Collection entries:

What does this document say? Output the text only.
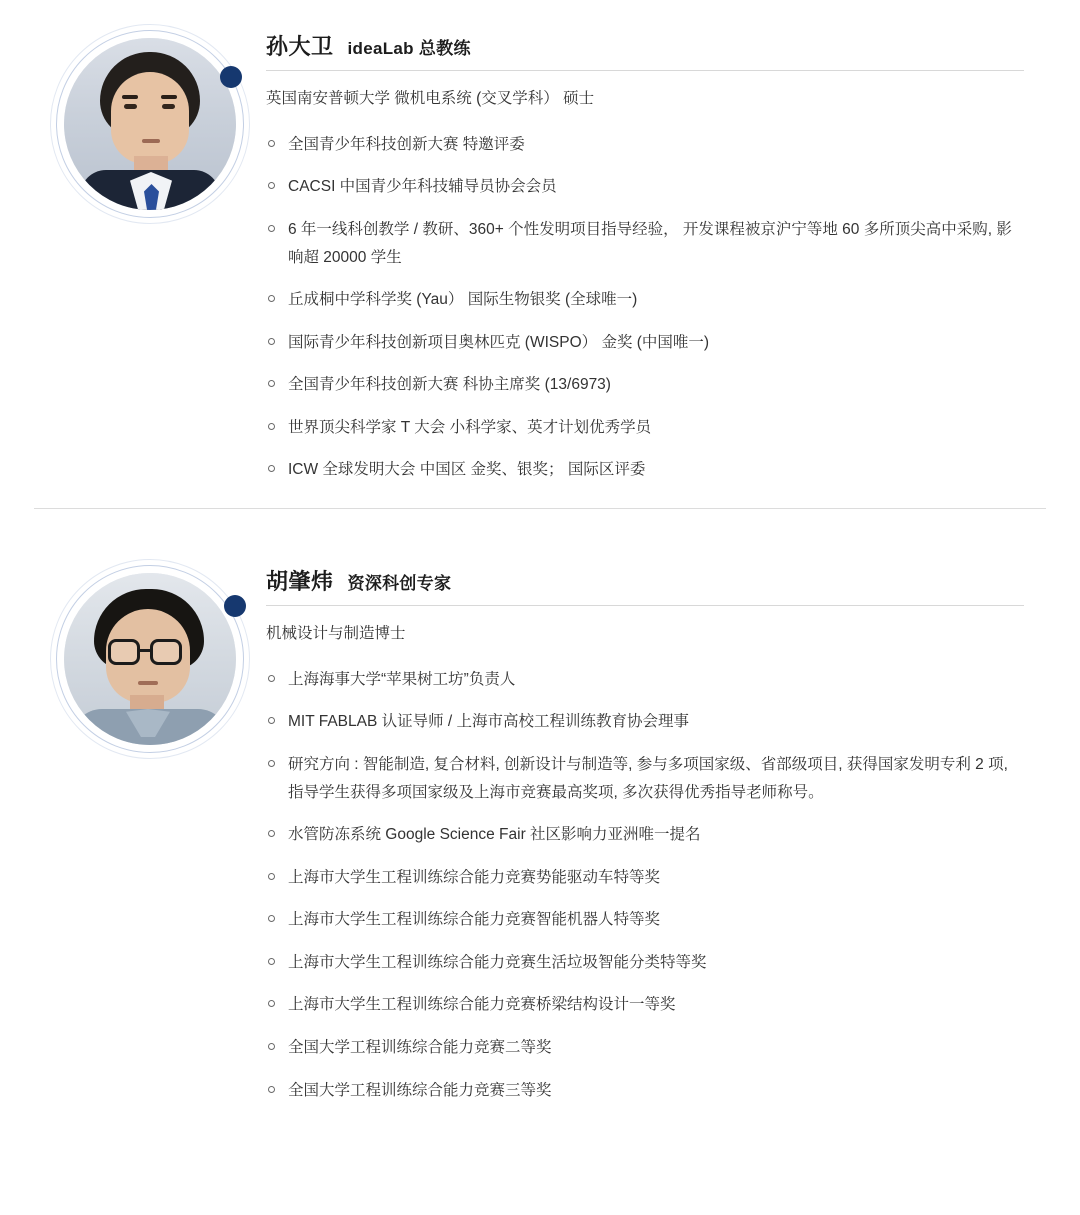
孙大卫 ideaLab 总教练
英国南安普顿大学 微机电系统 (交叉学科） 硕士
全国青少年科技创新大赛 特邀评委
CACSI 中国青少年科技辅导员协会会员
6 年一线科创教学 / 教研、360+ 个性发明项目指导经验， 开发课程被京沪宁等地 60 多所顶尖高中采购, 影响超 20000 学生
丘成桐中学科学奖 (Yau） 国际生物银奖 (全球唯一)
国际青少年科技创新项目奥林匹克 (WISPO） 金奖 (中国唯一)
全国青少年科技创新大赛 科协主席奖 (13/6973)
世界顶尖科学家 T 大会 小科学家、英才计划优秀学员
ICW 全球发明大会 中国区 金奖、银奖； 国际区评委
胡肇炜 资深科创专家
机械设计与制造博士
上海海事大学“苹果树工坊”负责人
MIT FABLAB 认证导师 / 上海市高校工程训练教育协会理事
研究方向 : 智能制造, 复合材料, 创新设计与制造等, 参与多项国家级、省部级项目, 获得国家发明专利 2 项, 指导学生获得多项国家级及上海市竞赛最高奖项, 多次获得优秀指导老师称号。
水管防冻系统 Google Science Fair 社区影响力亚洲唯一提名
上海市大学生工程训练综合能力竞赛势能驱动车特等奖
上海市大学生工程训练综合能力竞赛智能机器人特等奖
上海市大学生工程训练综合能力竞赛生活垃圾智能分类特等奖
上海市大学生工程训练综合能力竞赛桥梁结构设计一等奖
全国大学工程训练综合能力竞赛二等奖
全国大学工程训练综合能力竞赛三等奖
* * *
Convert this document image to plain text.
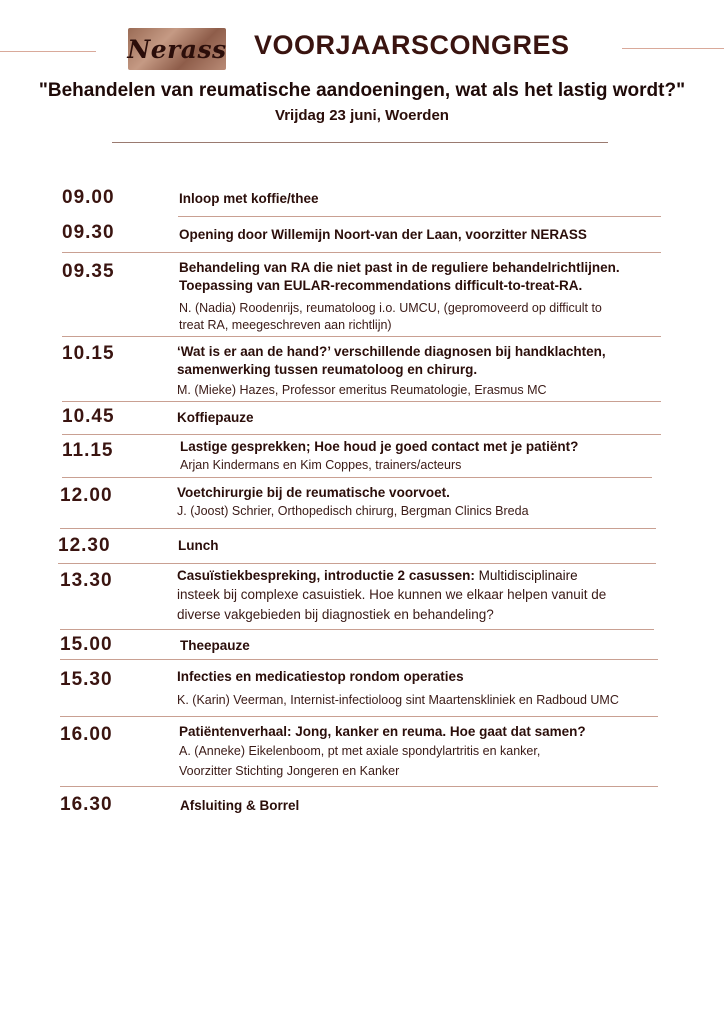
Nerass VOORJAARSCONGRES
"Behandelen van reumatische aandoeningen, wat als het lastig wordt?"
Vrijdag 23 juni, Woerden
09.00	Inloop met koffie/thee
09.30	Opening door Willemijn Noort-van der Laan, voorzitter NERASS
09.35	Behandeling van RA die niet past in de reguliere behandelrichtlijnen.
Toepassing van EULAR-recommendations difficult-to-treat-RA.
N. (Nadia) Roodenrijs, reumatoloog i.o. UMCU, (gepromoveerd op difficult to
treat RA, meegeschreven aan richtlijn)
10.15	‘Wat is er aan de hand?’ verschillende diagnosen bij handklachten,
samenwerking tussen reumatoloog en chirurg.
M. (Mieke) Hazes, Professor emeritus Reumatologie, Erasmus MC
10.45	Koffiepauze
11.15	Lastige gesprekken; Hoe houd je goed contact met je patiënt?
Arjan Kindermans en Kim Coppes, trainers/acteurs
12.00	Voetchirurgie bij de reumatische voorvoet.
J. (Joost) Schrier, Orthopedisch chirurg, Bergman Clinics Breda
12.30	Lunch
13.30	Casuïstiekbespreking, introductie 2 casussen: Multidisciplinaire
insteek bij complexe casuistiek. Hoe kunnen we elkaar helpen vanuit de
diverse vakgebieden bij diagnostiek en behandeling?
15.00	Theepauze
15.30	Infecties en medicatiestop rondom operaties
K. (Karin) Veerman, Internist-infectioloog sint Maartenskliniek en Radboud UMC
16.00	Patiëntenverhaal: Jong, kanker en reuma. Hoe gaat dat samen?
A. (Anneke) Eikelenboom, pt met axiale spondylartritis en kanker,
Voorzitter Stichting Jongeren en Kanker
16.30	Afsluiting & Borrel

## What the task requires
Identify all lines in the records above with the word "difficult".

## The output
Toepassing van EULAR-recommendations difficult-to-treat-RA.
N. (Nadia) Roodenrijs, reumatoloog i.o. UMCU, (gepromoveerd op difficult to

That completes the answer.